_Raw records_.
◇ ◇ ◇ ◇ ◇ ◇ ◇
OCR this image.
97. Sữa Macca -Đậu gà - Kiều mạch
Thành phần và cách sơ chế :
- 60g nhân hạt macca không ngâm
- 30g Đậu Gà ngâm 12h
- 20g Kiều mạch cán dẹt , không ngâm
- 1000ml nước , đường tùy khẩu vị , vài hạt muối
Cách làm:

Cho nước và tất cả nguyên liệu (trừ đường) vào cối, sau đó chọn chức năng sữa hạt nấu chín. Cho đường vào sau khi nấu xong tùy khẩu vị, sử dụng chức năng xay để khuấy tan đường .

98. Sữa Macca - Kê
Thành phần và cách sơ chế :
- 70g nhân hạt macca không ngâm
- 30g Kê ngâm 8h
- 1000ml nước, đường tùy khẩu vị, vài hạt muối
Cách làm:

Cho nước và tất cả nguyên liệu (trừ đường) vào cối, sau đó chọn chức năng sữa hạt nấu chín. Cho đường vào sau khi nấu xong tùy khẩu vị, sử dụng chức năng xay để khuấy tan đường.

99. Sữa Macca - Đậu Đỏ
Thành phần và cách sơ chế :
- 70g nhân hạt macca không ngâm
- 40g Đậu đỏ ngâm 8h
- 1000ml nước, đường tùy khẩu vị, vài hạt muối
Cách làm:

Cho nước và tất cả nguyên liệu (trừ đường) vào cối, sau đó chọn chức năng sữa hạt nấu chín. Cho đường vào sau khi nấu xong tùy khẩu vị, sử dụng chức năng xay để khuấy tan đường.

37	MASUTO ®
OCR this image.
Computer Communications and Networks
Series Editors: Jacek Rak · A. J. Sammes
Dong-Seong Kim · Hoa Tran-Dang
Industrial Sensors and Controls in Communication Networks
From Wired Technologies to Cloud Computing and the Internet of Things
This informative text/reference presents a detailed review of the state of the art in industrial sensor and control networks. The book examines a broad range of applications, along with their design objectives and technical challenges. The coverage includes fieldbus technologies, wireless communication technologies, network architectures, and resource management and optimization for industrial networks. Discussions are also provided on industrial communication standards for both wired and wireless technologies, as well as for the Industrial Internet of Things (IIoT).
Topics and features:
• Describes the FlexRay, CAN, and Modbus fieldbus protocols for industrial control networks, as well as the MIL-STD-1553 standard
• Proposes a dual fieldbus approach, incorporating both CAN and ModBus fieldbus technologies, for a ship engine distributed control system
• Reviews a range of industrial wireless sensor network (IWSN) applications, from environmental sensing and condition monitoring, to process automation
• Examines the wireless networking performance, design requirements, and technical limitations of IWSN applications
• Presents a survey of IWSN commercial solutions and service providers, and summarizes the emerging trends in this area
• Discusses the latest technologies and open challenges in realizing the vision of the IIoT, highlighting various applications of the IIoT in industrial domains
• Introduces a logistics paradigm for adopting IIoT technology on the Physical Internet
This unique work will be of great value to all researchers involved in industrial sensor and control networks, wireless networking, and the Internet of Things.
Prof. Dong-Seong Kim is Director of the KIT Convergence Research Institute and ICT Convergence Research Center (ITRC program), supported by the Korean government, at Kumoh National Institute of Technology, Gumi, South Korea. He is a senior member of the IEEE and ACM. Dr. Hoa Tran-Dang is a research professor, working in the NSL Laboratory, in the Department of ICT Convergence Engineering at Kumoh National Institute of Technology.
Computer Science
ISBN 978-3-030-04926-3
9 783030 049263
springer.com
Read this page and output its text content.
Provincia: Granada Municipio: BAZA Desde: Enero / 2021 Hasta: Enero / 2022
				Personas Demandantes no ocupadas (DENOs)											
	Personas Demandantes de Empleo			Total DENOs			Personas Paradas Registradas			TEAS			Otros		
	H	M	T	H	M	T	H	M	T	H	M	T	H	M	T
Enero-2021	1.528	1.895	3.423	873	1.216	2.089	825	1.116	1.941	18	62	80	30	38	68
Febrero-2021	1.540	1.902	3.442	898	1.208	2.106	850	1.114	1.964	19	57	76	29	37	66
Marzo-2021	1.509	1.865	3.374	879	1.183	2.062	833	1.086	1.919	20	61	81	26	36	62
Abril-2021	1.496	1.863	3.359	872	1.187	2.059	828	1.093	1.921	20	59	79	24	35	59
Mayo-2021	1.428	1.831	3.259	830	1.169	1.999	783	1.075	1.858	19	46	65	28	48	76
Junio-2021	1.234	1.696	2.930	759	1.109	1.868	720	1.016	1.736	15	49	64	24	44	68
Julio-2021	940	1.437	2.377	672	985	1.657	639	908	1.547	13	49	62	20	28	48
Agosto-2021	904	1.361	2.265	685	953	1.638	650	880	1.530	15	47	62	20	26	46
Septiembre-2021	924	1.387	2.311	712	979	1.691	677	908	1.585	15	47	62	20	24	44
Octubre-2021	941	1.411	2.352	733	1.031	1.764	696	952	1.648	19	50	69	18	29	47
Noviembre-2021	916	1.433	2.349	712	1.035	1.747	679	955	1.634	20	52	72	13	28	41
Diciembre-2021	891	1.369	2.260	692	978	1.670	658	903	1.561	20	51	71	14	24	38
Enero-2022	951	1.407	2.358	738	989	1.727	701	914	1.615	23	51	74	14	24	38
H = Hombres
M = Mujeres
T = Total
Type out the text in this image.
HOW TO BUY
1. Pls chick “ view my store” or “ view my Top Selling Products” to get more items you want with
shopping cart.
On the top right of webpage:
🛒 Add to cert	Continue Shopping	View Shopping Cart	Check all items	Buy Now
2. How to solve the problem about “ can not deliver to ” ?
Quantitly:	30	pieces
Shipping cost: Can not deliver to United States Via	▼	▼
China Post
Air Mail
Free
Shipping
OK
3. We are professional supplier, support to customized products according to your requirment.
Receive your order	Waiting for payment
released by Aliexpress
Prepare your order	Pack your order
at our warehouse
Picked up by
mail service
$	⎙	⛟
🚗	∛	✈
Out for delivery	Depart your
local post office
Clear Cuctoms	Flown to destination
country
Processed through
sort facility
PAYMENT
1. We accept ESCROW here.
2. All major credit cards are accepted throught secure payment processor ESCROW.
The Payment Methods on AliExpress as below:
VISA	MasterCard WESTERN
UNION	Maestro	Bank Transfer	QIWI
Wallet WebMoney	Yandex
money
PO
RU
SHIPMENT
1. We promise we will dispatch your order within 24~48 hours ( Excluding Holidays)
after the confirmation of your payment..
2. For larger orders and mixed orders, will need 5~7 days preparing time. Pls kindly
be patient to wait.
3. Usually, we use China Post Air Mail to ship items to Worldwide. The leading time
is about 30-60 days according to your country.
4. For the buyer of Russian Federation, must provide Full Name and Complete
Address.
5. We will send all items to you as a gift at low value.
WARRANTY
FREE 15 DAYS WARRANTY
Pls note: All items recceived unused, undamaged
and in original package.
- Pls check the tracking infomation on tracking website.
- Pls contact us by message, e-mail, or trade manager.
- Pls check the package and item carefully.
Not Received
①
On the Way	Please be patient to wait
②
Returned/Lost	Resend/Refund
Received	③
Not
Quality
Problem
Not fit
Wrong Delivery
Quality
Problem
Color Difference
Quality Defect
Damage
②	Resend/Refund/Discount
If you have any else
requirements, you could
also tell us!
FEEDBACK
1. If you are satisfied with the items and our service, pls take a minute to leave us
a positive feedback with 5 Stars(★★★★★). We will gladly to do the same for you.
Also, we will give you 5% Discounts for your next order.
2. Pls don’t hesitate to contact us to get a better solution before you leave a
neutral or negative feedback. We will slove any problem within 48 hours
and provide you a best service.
◇ ◇ ◇ ◇ ◇ ◇ ◇
All the entries above need to be reproduced exactly.

_Task output_.
OCR this image.
97. Sữa Macca -Đậu gà - Kiều mạch
Thành phần và cách sơ chế :
- 60g nhân hạt macca không ngâm
- 30g Đậu Gà ngâm 12h
- 20g Kiều mạch cán dẹt , không ngâm
- 1000ml nước , đường tùy khẩu vị , vài hạt muối
Cách làm:

Cho nước và tất cả nguyên liệu (trừ đường) vào cối, sau đó chọn chức năng sữa hạt nấu chín. Cho đường vào sau khi nấu xong tùy khẩu vị, sử dụng chức năng xay để khuấy tan đường .

98. Sữa Macca - Kê
Thành phần và cách sơ chế :
- 70g nhân hạt macca không ngâm
- 30g Kê ngâm 8h
- 1000ml nước, đường tùy khẩu vị, vài hạt muối
Cách làm:

Cho nước và tất cả nguyên liệu (trừ đường) vào cối, sau đó chọn chức năng sữa hạt nấu chín. Cho đường vào sau khi nấu xong tùy khẩu vị, sử dụng chức năng xay để khuấy tan đường.

99. Sữa Macca - Đậu Đỏ
Thành phần và cách sơ chế :
- 70g nhân hạt macca không ngâm
- 40g Đậu đỏ ngâm 8h
- 1000ml nước, đường tùy khẩu vị, vài hạt muối
Cách làm:

Cho nước và tất cả nguyên liệu (trừ đường) vào cối, sau đó chọn chức năng sữa hạt nấu chín. Cho đường vào sau khi nấu xong tùy khẩu vị, sử dụng chức năng xay để khuấy tan đường.

37	MASUTO ®
OCR this image.
Computer Communications and Networks
Series Editors: Jacek Rak · A. J. Sammes
Dong-Seong Kim · Hoa Tran-Dang
Industrial Sensors and Controls in Communication Networks
From Wired Technologies to Cloud Computing and the Internet of Things
This informative text/reference presents a detailed review of the state of the art in industrial sensor and control networks. The book examines a broad range of applications, along with their design objectives and technical challenges. The coverage includes fieldbus technologies, wireless communication technologies, network architectures, and resource management and optimization for industrial networks. Discussions are also provided on industrial communication standards for both wired and wireless technologies, as well as for the Industrial Internet of Things (IIoT).
Topics and features:
• Describes the FlexRay, CAN, and Modbus fieldbus protocols for industrial control networks, as well as the MIL-STD-1553 standard
• Proposes a dual fieldbus approach, incorporating both CAN and ModBus fieldbus technologies, for a ship engine distributed control system
• Reviews a range of industrial wireless sensor network (IWSN) applications, from environmental sensing and condition monitoring, to process automation
• Examines the wireless networking performance, design requirements, and technical limitations of IWSN applications
• Presents a survey of IWSN commercial solutions and service providers, and summarizes the emerging trends in this area
• Discusses the latest technologies and open challenges in realizing the vision of the IIoT, highlighting various applications of the IIoT in industrial domains
• Introduces a logistics paradigm for adopting IIoT technology on the Physical Internet
This unique work will be of great value to all researchers involved in industrial sensor and control networks, wireless networking, and the Internet of Things.
Prof. Dong-Seong Kim is Director of the KIT Convergence Research Institute and ICT Convergence Research Center (ITRC program), supported by the Korean government, at Kumoh National Institute of Technology, Gumi, South Korea. He is a senior member of the IEEE and ACM. Dr. Hoa Tran-Dang is a research professor, working in the NSL Laboratory, in the Department of ICT Convergence Engineering at Kumoh National Institute of Technology.
Computer Science
ISBN 978-3-030-04926-3
9 783030 049263
springer.com
Read this page and output its text content.
Provincia: Granada Municipio: BAZA Desde: Enero / 2021 Hasta: Enero / 2022
				Personas Demandantes no ocupadas (DENOs)											
	Personas Demandantes de Empleo			Total DENOs			Personas Paradas Registradas			TEAS			Otros		
	H	M	T	H	M	T	H	M	T	H	M	T	H	M	T
Enero-2021	1.528	1.895	3.423	873	1.216	2.089	825	1.116	1.941	18	62	80	30	38	68
Febrero-2021	1.540	1.902	3.442	898	1.208	2.106	850	1.114	1.964	19	57	76	29	37	66
Marzo-2021	1.509	1.865	3.374	879	1.183	2.062	833	1.086	1.919	20	61	81	26	36	62
Abril-2021	1.496	1.863	3.359	872	1.187	2.059	828	1.093	1.921	20	59	79	24	35	59
Mayo-2021	1.428	1.831	3.259	830	1.169	1.999	783	1.075	1.858	19	46	65	28	48	76
Junio-2021	1.234	1.696	2.930	759	1.109	1.868	720	1.016	1.736	15	49	64	24	44	68
Julio-2021	940	1.437	2.377	672	985	1.657	639	908	1.547	13	49	62	20	28	48
Agosto-2021	904	1.361	2.265	685	953	1.638	650	880	1.530	15	47	62	20	26	46
Septiembre-2021	924	1.387	2.311	712	979	1.691	677	908	1.585	15	47	62	20	24	44
Octubre-2021	941	1.411	2.352	733	1.031	1.764	696	952	1.648	19	50	69	18	29	47
Noviembre-2021	916	1.433	2.349	712	1.035	1.747	679	955	1.634	20	52	72	13	28	41
Diciembre-2021	891	1.369	2.260	692	978	1.670	658	903	1.561	20	51	71	14	24	38
Enero-2022	951	1.407	2.358	738	989	1.727	701	914	1.615	23	51	74	14	24	38
H = Hombres
M = Mujeres
T = Total
Type out the text in this image.
HOW TO BUY
1. Pls chick “ view my store” or “ view my Top Selling Products” to get more items you want with
shopping cart.
On the top right of webpage:
🛒 Add to cert	Continue Shopping	View Shopping Cart	Check all items	Buy Now
2. How to solve the problem about “ can not deliver to ” ?
Quantitly:	30	pieces
Shipping cost: Can not deliver to United States Via	▼	▼
China Post
Air Mail
Free
Shipping
OK
3. We are professional supplier, support to customized products according to your requirment.
Receive your order	Waiting for payment
released by Aliexpress
Prepare your order	Pack your order
at our warehouse
Picked up by
mail service
$	⎙	⛟
🚗	∛	✈
Out for delivery	Depart your
local post office
Clear Cuctoms	Flown to destination
country
Processed through
sort facility
PAYMENT
1. We accept ESCROW here.
2. All major credit cards are accepted throught secure payment processor ESCROW.
The Payment Methods on AliExpress as below:
VISA	MasterCard WESTERN
UNION	Maestro	Bank Transfer	QIWI
Wallet WebMoney	Yandex
money
PO
RU
SHIPMENT
1. We promise we will dispatch your order within 24~48 hours ( Excluding Holidays)
after the confirmation of your payment..
2. For larger orders and mixed orders, will need 5~7 days preparing time. Pls kindly
be patient to wait.
3. Usually, we use China Post Air Mail to ship items to Worldwide. The leading time
is about 30-60 days according to your country.
4. For the buyer of Russian Federation, must provide Full Name and Complete
Address.
5. We will send all items to you as a gift at low value.
WARRANTY
FREE 15 DAYS WARRANTY
Pls note: All items recceived unused, undamaged
and in original package.
- Pls check the tracking infomation on tracking website.
- Pls contact us by message, e-mail, or trade manager.
- Pls check the package and item carefully.
Not Received
①
On the Way	Please be patient to wait
②
Returned/Lost	Resend/Refund
Received	③
Not
Quality
Problem
Not fit
Wrong Delivery
Quality
Problem
Color Difference
Quality Defect
Damage
②	Resend/Refund/Discount
If you have any else
requirements, you could
also tell us!
FEEDBACK
1. If you are satisfied with the items and our service, pls take a minute to leave us
a positive feedback with 5 Stars(★★★★★). We will gladly to do the same for you.
Also, we will give you 5% Discounts for your next order.
2. Pls don’t hesitate to contact us to get a better solution before you leave a
neutral or negative feedback. We will slove any problem within 48 hours
and provide you a best service.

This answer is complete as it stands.